## Input
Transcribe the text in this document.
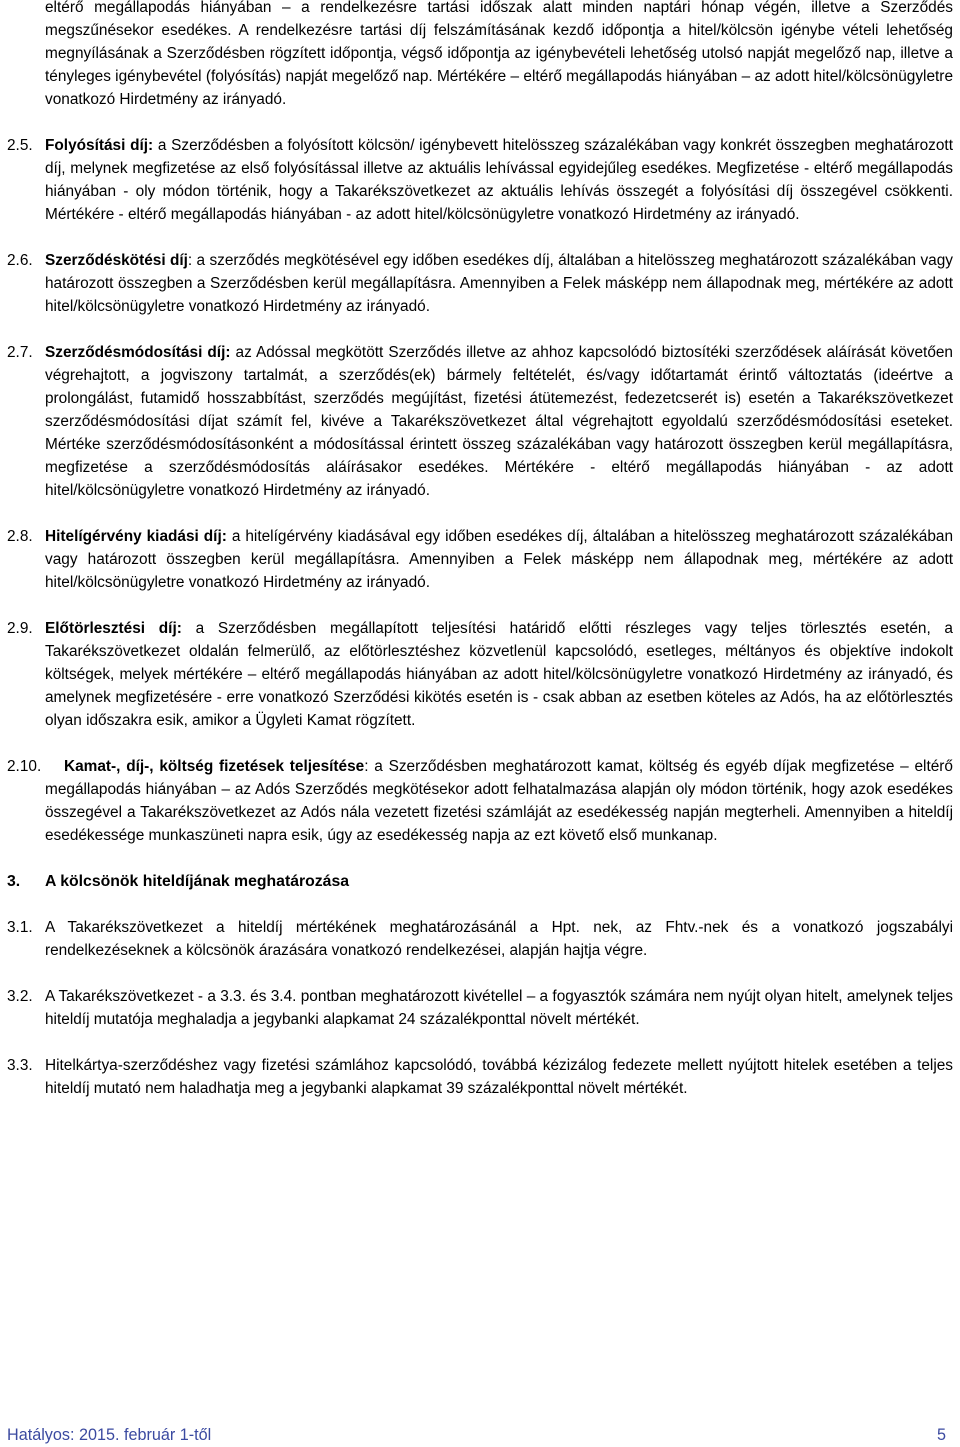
eltérő megállapodás hiányában – a rendelkezésre tartási időszak alatt minden naptári hónap végén, illetve a Szerződés megszűnésekor esedékes. A rendelkezésre tartási díj felszámításának kezdő időpontja a hitel/kölcsön igénybe vételi lehetőség megnyílásának a Szerződésben rögzített időpontja, végső időpontja az igénybevételi lehetőség utolsó napját megelőző nap, illetve a tényleges igénybevétel (folyósítás) napját megelőző nap. Mértékére – eltérő megállapodás hiányában – az adott hitel/kölcsönügyletre vonatkozó Hirdetmény az irányadó.
2.5. Folyósítási díj: a Szerződésben a folyósított kölcsön/ igénybevett hitelösszeg százalékában vagy konkrét összegben meghatározott díj, melynek megfizetése az első folyósítással illetve az aktuális lehívással egyidejűleg esedékes. Megfizetése - eltérő megállapodás hiányában - oly módon történik, hogy a Takarékszövetkezet az aktuális lehívás összegét a folyósítási díj összegével csökkenti. Mértékére - eltérő megállapodás hiányában - az adott hitel/kölcsönügyletre vonatkozó Hirdetmény az irányadó.
2.6. Szerződéskötési díj: a szerződés megkötésével egy időben esedékes díj, általában a hitelösszeg meghatározott százalékában vagy határozott összegben a Szerződésben kerül megállapításra. Amennyiben a Felek másképp nem állapodnak meg, mértékére az adott hitel/kölcsönügyletre vonatkozó Hirdetmény az irányadó.
2.7. Szerződésmódosítási díj: az Adóssal megkötött Szerződés illetve az ahhoz kapcsolódó biztosítéki szerződések aláírását követően végrehajtott, a jogviszony tartalmát, a szerződés(ek) bármely feltételét, és/vagy időtartamát érintő változtatás (ideértve a prolongálást, futamidő hosszabbítást, szerződés megújítást, fizetési átütemezést, fedezetcserét is) esetén a Takarékszövetkezet szerződésmódosítási díjat számít fel, kivéve a Takarékszövetkezet által végrehajtott egyoldalú szerződésmódosítási eseteket. Mértéke szerződésmódosításonként a módosítással érintett összeg százalékában vagy határozott összegben kerül megállapításra, megfizetése a szerződésmódosítás aláírásakor esedékes. Mértékére - eltérő megállapodás hiányában - az adott hitel/kölcsönügyletre vonatkozó Hirdetmény az irányadó.
2.8. Hitelígérvény kiadási díj: a hitelígérvény kiadásával egy időben esedékes díj, általában a hitelösszeg meghatározott százalékában vagy határozott összegben kerül megállapításra. Amennyiben a Felek másképp nem állapodnak meg, mértékére az adott hitel/kölcsönügyletre vonatkozó Hirdetmény az irányadó.
2.9. Előtörlesztési díj: a Szerződésben megállapított teljesítési határidő előtti részleges vagy teljes törlesztés esetén, a Takarékszövetkezet oldalán felmerülő, az előtörlesztéshez közvetlenül kapcsolódó, esetleges, méltányos és objektíve indokolt költségek, melyek mértékére – eltérő megállapodás hiányában az adott hitel/kölcsönügyletre vonatkozó Hirdetmény az irányadó, és amelynek megfizetésére - erre vonatkozó Szerződési kikötés esetén is - csak abban az esetben köteles az Adós, ha az előtörlesztés olyan időszakra esik, amikor a Ügyleti Kamat rögzített.
2.10.	Kamat-, díj-, költség fizetések teljesítése: a Szerződésben meghatározott kamat, költség és egyéb díjak megfizetése – eltérő megállapodás hiányában – az Adós Szerződés megkötésekor adott felhatalmazása alapján oly módon történik, hogy azok esedékes összegével a Takarékszövetkezet az Adós nála vezetett fizetési számláját az esedékesség napján megterheli. Amennyiben a hiteldíj esedékessége munkaszüneti napra esik, úgy az esedékesség napja az ezt követő első munkanap.
3.	A kölcsönök hiteldíjának meghatározása
3.1. A Takarékszövetkezet a hiteldíj mértékének meghatározásánál a Hpt. nek, az Fhtv.-nek és a vonatkozó jogszabályi rendelkezéseknek a kölcsönök árazására vonatkozó rendelkezései, alapján hajtja végre.
3.2. A Takarékszövetkezet - a 3.3. és 3.4. pontban meghatározott kivétellel – a fogyasztók számára nem nyújt olyan hitelt, amelynek teljes hiteldíj mutatója meghaladja a jegybanki alapkamat 24 százalékponttal növelt mértékét.
3.3. Hitelkártya-szerződéshez vagy fizetési számlához kapcsolódó, továbbá kézizálog fedezete mellett nyújtott hitelek esetében a teljes hiteldíj mutató nem haladhatja meg a jegybanki alapkamat 39 százalékponttal növelt mértékét.
Hatályos: 2015. február 1-től	5
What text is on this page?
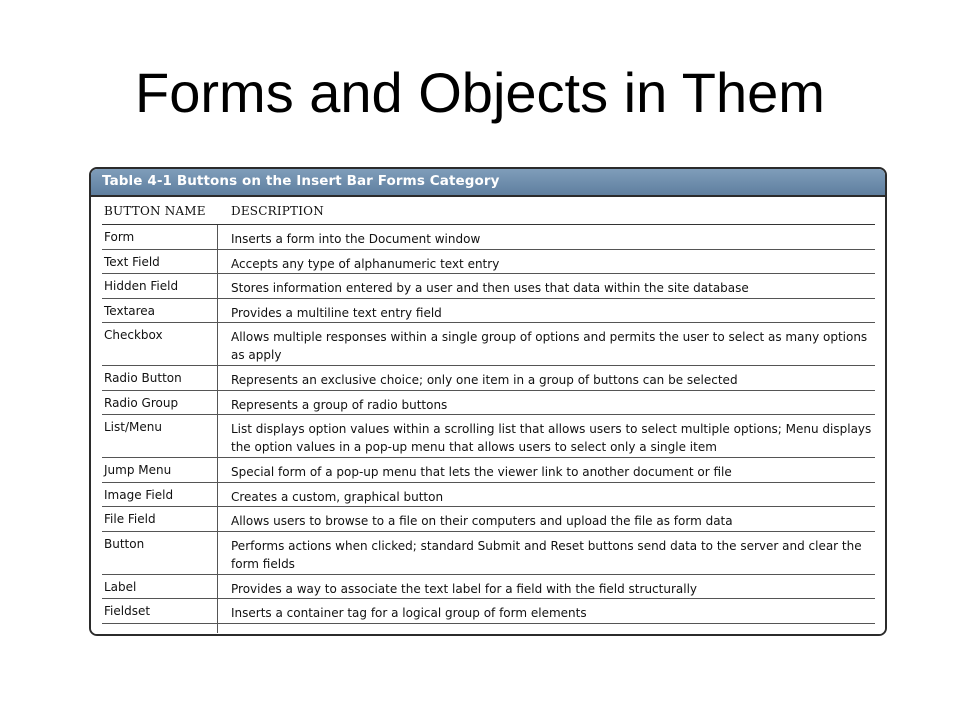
Forms and Objects in Them
Table 4-1 Buttons on the Insert Bar Forms Category
BUTTON NAME DESCRIPTION
Form	Inserts a form into the Document window
Text Field	Accepts any type of alphanumeric text entry
Hidden Field	Stores information entered by a user and then uses that data within the site database
Textarea	Provides a multiline text entry field
Checkbox	Allows multiple responses within a single group of options and permits the user to select as many options as apply
Radio Button	Represents an exclusive choice; only one item in a group of buttons can be selected
Radio Group	Represents a group of radio buttons
List/Menu	List displays option values within a scrolling list that allows users to select multiple options; Menu displays the option values in a pop-up menu that allows users to select only a single item
Jump Menu	Special form of a pop-up menu that lets the viewer link to another document or file
Image Field	Creates a custom, graphical button
File Field	Allows users to browse to a file on their computers and upload the file as form data
Button	Performs actions when clicked; standard Submit and Reset buttons send data to the server and clear the form fields
Label	Provides a way to associate the text label for a field with the field structurally
Fieldset	Inserts a container tag for a logical group of form elements
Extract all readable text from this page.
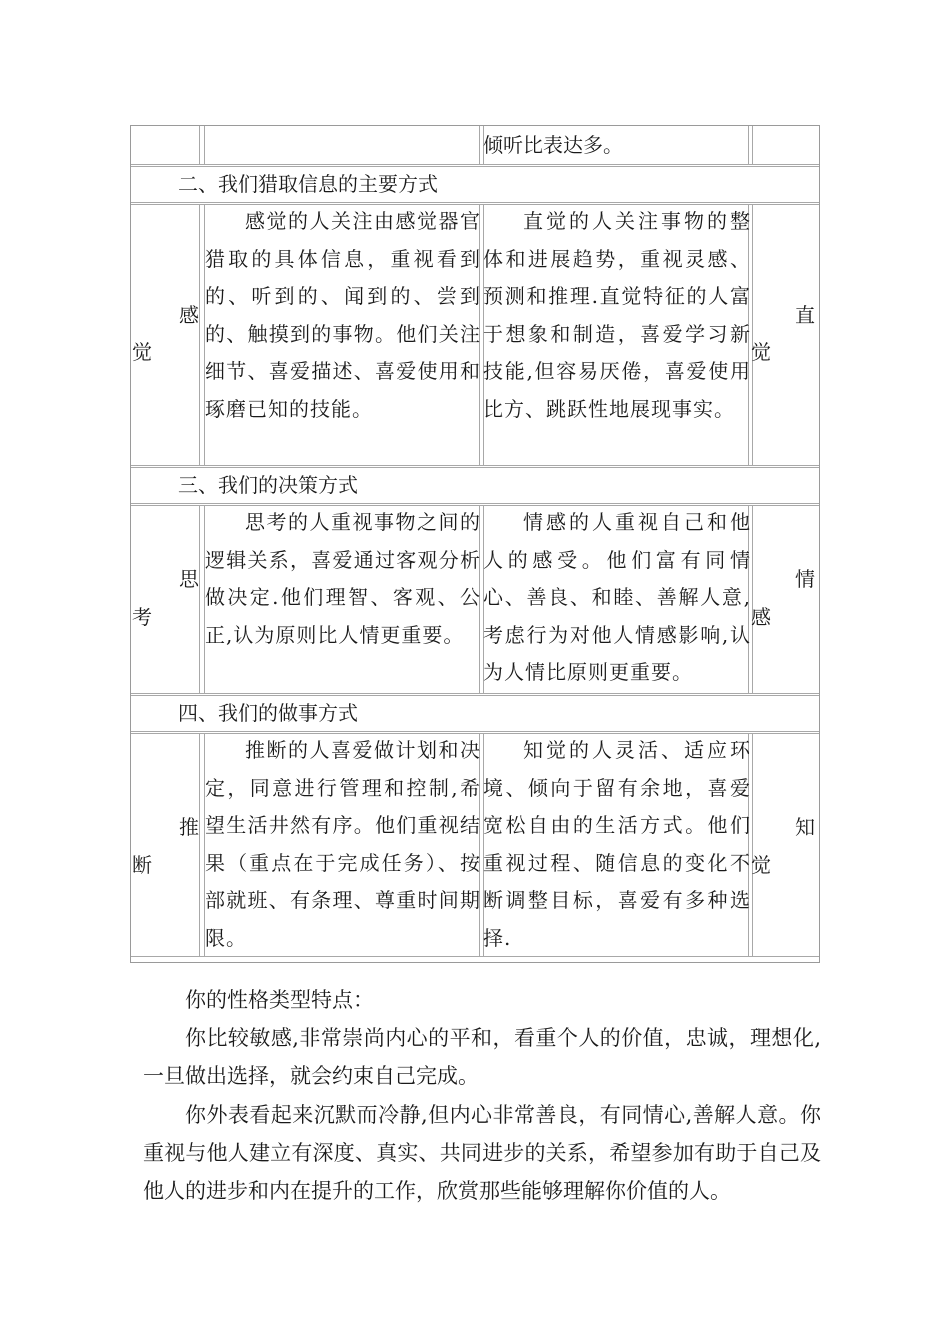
倾听比表达多。
二、我们猎取信息的主要方式
感
觉
感觉的人关注由感觉器官猎取的具体信息，重视看到的、听到的、闻到的、尝到的、触摸到的事物。他们关注细节、喜爱描述、喜爱使用和琢磨已知的技能。
直觉的人关注事物的整体和进展趋势，重视灵感、预测和推理.直觉特征的人富于想象和制造，喜爱学习新技能,但容易厌倦，喜爱使用比方、跳跃性地展现事实。
直
觉
三、我们的决策方式
思
考
思考的人重视事物之间的逻辑关系，喜爱通过客观分析做决定.他们理智、客观、公正,认为原则比人情更重要。
情感的人重视自己和他人的感受。他们富有同情心、善良、和睦、善解人意,考虑行为对他人情感影响,认为人情比原则更重要。
情
感
四、我们的做事方式
推
断
推断的人喜爱做计划和决定，同意进行管理和控制,希望生活井然有序。他们重视结果（重点在于完成任务）、按部就班、有条理、尊重时间期限。
知觉的人灵活、适应环境、倾向于留有余地，喜爱宽松自由的生活方式。他们重视过程、随信息的变化不断调整目标，喜爱有多种选择.
知
觉
你的性格类型特点：
你比较敏感,非常崇尚内心的平和，看重个人的价值，忠诚，理想化,一旦做出选择，就会约束自己完成。
你外表看起来沉默而冷静,但内心非常善良，有同情心,善解人意。你重视与他人建立有深度、真实、共同进步的关系，希望参加有助于自己及他人的进步和内在提升的工作，欣赏那些能够理解你价值的人。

## Stated problem
Leave the pictures out, and print every line of the listing exactly as written.

## In response
Transcribe the text in this document.
eltérő megállapodás hiányában – a rendelkezésre tartási időszak alatt minden naptári hónap végén, illetve a Szerződés megszűnésekor esedékes. A rendelkezésre tartási díj felszámításának kezdő időpontja a hitel/kölcsön igénybe vételi lehetőség megnyílásának a Szerződésben rögzített időpontja, végső időpontja az igénybevételi lehetőség utolsó napját megelőző nap, illetve a tényleges igénybevétel (folyósítás) napját megelőző nap. Mértékére – eltérő megállapodás hiányában – az adott hitel/kölcsönügyletre vonatkozó Hirdetmény az irányadó.
2.5. Folyósítási díj: a Szerződésben a folyósított kölcsön/ igénybevett hitelösszeg százalékában vagy konkrét összegben meghatározott díj, melynek megfizetése az első folyósítással illetve az aktuális lehívással egyidejűleg esedékes. Megfizetése - eltérő megállapodás hiányában - oly módon történik, hogy a Takarékszövetkezet az aktuális lehívás összegét a folyósítási díj összegével csökkenti. Mértékére - eltérő megállapodás hiányában - az adott hitel/kölcsönügyletre vonatkozó Hirdetmény az irányadó.
2.6. Szerződéskötési díj: a szerződés megkötésével egy időben esedékes díj, általában a hitelösszeg meghatározott százalékában vagy határozott összegben a Szerződésben kerül megállapításra. Amennyiben a Felek másképp nem állapodnak meg, mértékére az adott hitel/kölcsönügyletre vonatkozó Hirdetmény az irányadó.
2.7. Szerződésmódosítási díj: az Adóssal megkötött Szerződés illetve az ahhoz kapcsolódó biztosítéki szerződések aláírását követően végrehajtott, a jogviszony tartalmát, a szerződés(ek) bármely feltételét, és/vagy időtartamát érintő változtatás (ideértve a prolongálást, futamidő hosszabbítást, szerződés megújítást, fizetési átütemezést, fedezetcserét is) esetén a Takarékszövetkezet szerződésmódosítási díjat számít fel, kivéve a Takarékszövetkezet által végrehajtott egyoldalú szerződésmódosítási eseteket. Mértéke szerződésmódosításonként a módosítással érintett összeg százalékában vagy határozott összegben kerül megállapításra, megfizetése a szerződésmódosítás aláírásakor esedékes. Mértékére - eltérő megállapodás hiányában - az adott hitel/kölcsönügyletre vonatkozó Hirdetmény az irányadó.
2.8. Hitelígérvény kiadási díj: a hitelígérvény kiadásával egy időben esedékes díj, általában a hitelösszeg meghatározott százalékában vagy határozott összegben kerül megállapításra. Amennyiben a Felek másképp nem állapodnak meg, mértékére az adott hitel/kölcsönügyletre vonatkozó Hirdetmény az irányadó.
2.9. Előtörlesztési díj: a Szerződésben megállapított teljesítési határidő előtti részleges vagy teljes törlesztés esetén, a Takarékszövetkezet oldalán felmerülő, az előtörlesztéshez közvetlenül kapcsolódó, esetleges, méltányos és objektíve indokolt költségek, melyek mértékére – eltérő megállapodás hiányában az adott hitel/kölcsönügyletre vonatkozó Hirdetmény az irányadó, és amelynek megfizetésére - erre vonatkozó Szerződési kikötés esetén is - csak abban az esetben köteles az Adós, ha az előtörlesztés olyan időszakra esik, amikor a Ügyleti Kamat rögzített.
2.10.	Kamat-, díj-, költség fizetések teljesítése: a Szerződésben meghatározott kamat, költség és egyéb díjak megfizetése – eltérő megállapodás hiányában – az Adós Szerződés megkötésekor adott felhatalmazása alapján oly módon történik, hogy azok esedékes összegével a Takarékszövetkezet az Adós nála vezetett fizetési számláját az esedékesség napján megterheli. Amennyiben a hiteldíj esedékessége munkaszüneti napra esik, úgy az esedékesség napja az ezt követő első munkanap.
3.	A kölcsönök hiteldíjának meghatározása
3.1. A Takarékszövetkezet a hiteldíj mértékének meghatározásánál a Hpt. nek, az Fhtv.-nek és a vonatkozó jogszabályi rendelkezéseknek a kölcsönök árazására vonatkozó rendelkezései, alapján hajtja végre.
3.2. A Takarékszövetkezet - a 3.3. és 3.4. pontban meghatározott kivétellel – a fogyasztók számára nem nyújt olyan hitelt, amelynek teljes hiteldíj mutatója meghaladja a jegybanki alapkamat 24 százalékponttal növelt mértékét.
3.3. Hitelkártya-szerződéshez vagy fizetési számlához kapcsolódó, továbbá kézizálog fedezete mellett nyújtott hitelek esetében a teljes hiteldíj mutató nem haladhatja meg a jegybanki alapkamat 39 százalékponttal növelt mértékét.
Hatályos: 2015. február 1-től	5
What text is on this page?
Forms and Objects in Them
Table 4-1 Buttons on the Insert Bar Forms Category
BUTTON NAME DESCRIPTION
Form	Inserts a form into the Document window
Text Field	Accepts any type of alphanumeric text entry
Hidden Field	Stores information entered by a user and then uses that data within the site database
Textarea	Provides a multiline text entry field
Checkbox	Allows multiple responses within a single group of options and permits the user to select as many options as apply
Radio Button	Represents an exclusive choice; only one item in a group of buttons can be selected
Radio Group	Represents a group of radio buttons
List/Menu	List displays option values within a scrolling list that allows users to select multiple options; Menu displays the option values in a pop-up menu that allows users to select only a single item
Jump Menu	Special form of a pop-up menu that lets the viewer link to another document or file
Image Field	Creates a custom, graphical button
File Field	Allows users to browse to a file on their computers and upload the file as form data
Button	Performs actions when clicked; standard Submit and Reset buttons send data to the server and clear the form fields
Label	Provides a way to associate the text label for a field with the field structurally
Fieldset	Inserts a container tag for a logical group of form elements
Extract all readable text from this page.
倾听比表达多。
二、我们猎取信息的主要方式
感
觉
感觉的人关注由感觉器官猎取的具体信息，重视看到的、听到的、闻到的、尝到的、触摸到的事物。他们关注细节、喜爱描述、喜爱使用和琢磨已知的技能。
直觉的人关注事物的整体和进展趋势，重视灵感、预测和推理.直觉特征的人富于想象和制造，喜爱学习新技能,但容易厌倦，喜爱使用比方、跳跃性地展现事实。
直
觉
三、我们的决策方式
思
考
思考的人重视事物之间的逻辑关系，喜爱通过客观分析做决定.他们理智、客观、公正,认为原则比人情更重要。
情感的人重视自己和他人的感受。他们富有同情心、善良、和睦、善解人意,考虑行为对他人情感影响,认为人情比原则更重要。
情
感
四、我们的做事方式
推
断
推断的人喜爱做计划和决定，同意进行管理和控制,希望生活井然有序。他们重视结果（重点在于完成任务）、按部就班、有条理、尊重时间期限。
知觉的人灵活、适应环境、倾向于留有余地，喜爱宽松自由的生活方式。他们重视过程、随信息的变化不断调整目标，喜爱有多种选择.
知
觉
你的性格类型特点：
你比较敏感,非常崇尚内心的平和，看重个人的价值，忠诚，理想化,一旦做出选择，就会约束自己完成。
你外表看起来沉默而冷静,但内心非常善良，有同情心,善解人意。你重视与他人建立有深度、真实、共同进步的关系，希望参加有助于自己及他人的进步和内在提升的工作，欣赏那些能够理解你价值的人。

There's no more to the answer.